Challenge
Starting at the line that has "Patent image size: (650, 611)." and stopping after the line that has "The damper 60 is at (394, 406).", render those lines as a JSON list of strings, one string per line, with blank lines left out.

Exercise materials

◆ ◆ ◆ ◆

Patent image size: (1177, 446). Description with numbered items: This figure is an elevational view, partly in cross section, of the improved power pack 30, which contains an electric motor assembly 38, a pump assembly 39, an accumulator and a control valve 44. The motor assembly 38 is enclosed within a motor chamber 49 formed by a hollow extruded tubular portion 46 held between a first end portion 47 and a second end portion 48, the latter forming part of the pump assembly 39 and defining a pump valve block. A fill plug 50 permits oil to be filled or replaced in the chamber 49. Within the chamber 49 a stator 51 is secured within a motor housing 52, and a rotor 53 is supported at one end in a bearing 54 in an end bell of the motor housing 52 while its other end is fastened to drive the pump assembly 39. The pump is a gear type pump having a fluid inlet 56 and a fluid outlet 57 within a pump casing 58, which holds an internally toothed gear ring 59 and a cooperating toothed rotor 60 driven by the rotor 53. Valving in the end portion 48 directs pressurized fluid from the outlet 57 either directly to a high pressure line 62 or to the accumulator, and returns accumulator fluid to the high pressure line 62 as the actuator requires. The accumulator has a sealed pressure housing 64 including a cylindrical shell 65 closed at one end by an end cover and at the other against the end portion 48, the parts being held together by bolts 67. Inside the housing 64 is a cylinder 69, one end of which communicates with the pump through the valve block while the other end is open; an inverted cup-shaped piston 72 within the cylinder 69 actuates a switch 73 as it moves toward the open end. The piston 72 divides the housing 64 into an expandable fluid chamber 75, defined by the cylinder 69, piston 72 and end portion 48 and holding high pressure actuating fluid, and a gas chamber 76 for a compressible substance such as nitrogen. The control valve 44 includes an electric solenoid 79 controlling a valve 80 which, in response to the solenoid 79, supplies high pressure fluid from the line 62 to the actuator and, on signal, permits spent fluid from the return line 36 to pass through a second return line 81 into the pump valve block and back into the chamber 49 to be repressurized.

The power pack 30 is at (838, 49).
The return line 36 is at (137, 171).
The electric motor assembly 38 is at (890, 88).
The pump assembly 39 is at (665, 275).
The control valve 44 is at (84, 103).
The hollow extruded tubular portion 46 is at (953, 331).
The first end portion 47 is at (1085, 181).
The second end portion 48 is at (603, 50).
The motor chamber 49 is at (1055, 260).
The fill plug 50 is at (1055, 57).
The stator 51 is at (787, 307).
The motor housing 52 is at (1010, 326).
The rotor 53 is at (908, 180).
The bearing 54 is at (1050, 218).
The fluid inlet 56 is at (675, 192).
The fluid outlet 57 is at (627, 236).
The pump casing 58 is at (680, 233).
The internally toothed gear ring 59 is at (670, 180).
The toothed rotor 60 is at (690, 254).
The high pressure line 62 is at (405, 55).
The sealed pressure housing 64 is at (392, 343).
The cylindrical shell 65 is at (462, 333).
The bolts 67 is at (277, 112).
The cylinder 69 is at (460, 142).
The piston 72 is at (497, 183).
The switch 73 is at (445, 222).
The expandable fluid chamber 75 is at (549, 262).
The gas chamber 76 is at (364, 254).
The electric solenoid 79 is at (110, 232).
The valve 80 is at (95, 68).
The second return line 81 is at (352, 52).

◆ ◆ ◆ ◆

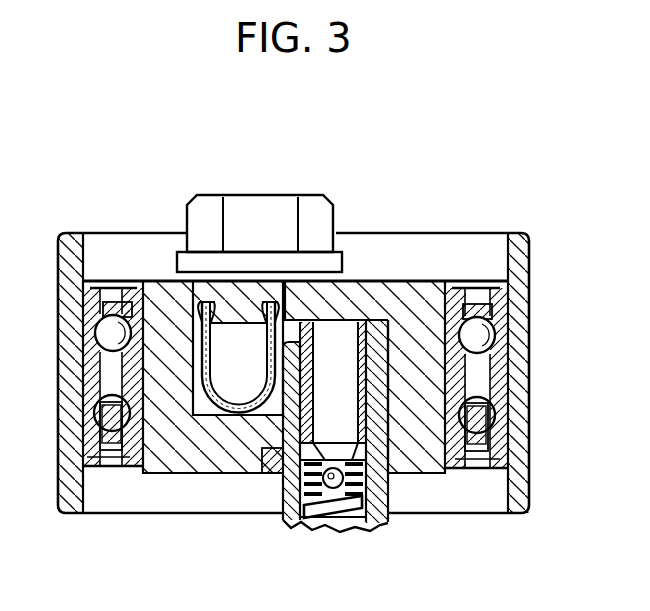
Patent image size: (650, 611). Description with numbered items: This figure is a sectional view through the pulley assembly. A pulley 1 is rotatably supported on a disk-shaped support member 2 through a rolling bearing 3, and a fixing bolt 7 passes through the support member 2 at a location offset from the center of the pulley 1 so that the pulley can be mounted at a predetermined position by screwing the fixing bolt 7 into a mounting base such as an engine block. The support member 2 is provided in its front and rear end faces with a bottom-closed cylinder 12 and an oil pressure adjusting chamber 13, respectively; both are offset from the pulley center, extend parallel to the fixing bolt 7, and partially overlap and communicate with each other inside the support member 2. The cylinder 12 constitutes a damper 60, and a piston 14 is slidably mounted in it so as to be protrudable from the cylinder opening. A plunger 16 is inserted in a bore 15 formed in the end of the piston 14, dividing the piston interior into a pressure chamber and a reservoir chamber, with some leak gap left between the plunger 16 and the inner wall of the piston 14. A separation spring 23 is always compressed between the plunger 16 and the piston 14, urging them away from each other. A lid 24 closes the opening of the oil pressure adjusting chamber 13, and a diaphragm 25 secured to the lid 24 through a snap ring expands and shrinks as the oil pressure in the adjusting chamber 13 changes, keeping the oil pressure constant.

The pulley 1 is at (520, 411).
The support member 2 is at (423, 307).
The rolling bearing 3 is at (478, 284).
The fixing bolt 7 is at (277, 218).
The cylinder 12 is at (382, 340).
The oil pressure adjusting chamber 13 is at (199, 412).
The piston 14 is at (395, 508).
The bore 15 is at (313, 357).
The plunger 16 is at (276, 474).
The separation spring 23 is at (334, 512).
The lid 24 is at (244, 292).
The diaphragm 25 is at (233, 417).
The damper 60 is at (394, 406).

◆ ◆ ◆ ◆

Response
[
  "Patent image size: (650, 611). Description with numbered items: This figure is a sectional view through the pulley assembly. A pulley 1 is rotatably supported on a disk-shaped support member 2 through a rolling bearing 3, and a fixing bolt 7 passes through the support member 2 at a location offset from the center of the pulley 1 so that the pulley can be mounted at a predetermined position by screwing the fixing bolt 7 into a mounting base such as an engine block. The support member 2 is provided in its front and rear end faces with a bottom-closed cylinder 12 and an oil pressure adjusting chamber 13, respectively; both are offset from the pulley center, extend parallel to the fixing bolt 7, and partially overlap and communicate with each other inside the support member 2. The cylinder 12 constitutes a damper 60, and a piston 14 is slidably mounted in it so as to be protrudable from the cylinder opening. A plunger 16 is inserted in a bore 15 formed in the end of the piston 14, dividing the piston interior into a pressure chamber and a reservoir chamber, with some leak gap left between the plunger 16 and the inner wall of the piston 14. A separation spring 23 is always compressed between the plunger 16 and the piston 14, urging them away from each other. A lid 24 closes the opening of the oil pressure adjusting chamber 13, and a diaphragm 25 secured to the lid 24 through a snap ring expands and shrinks as the oil pressure in the adjusting chamber 13 changes, keeping the oil pressure constant.",
  "The pulley 1 is at (520, 411).",
  "The support member 2 is at (423, 307).",
  "The rolling bearing 3 is at (478, 284).",
  "The fixing bolt 7 is at (277, 218).",
  "The cylinder 12 is at (382, 340).",
  "The oil pressure adjusting chamber 13 is at (199, 412).",
  "The piston 14 is at (395, 508).",
  "The bore 15 is at (313, 357).",
  "The plunger 16 is at (276, 474).",
  "The separation spring 23 is at (334, 512).",
  "The lid 24 is at (244, 292).",
  "The diaphragm 25 is at (233, 417).",
  "The damper 60 is at (394, 406)."
]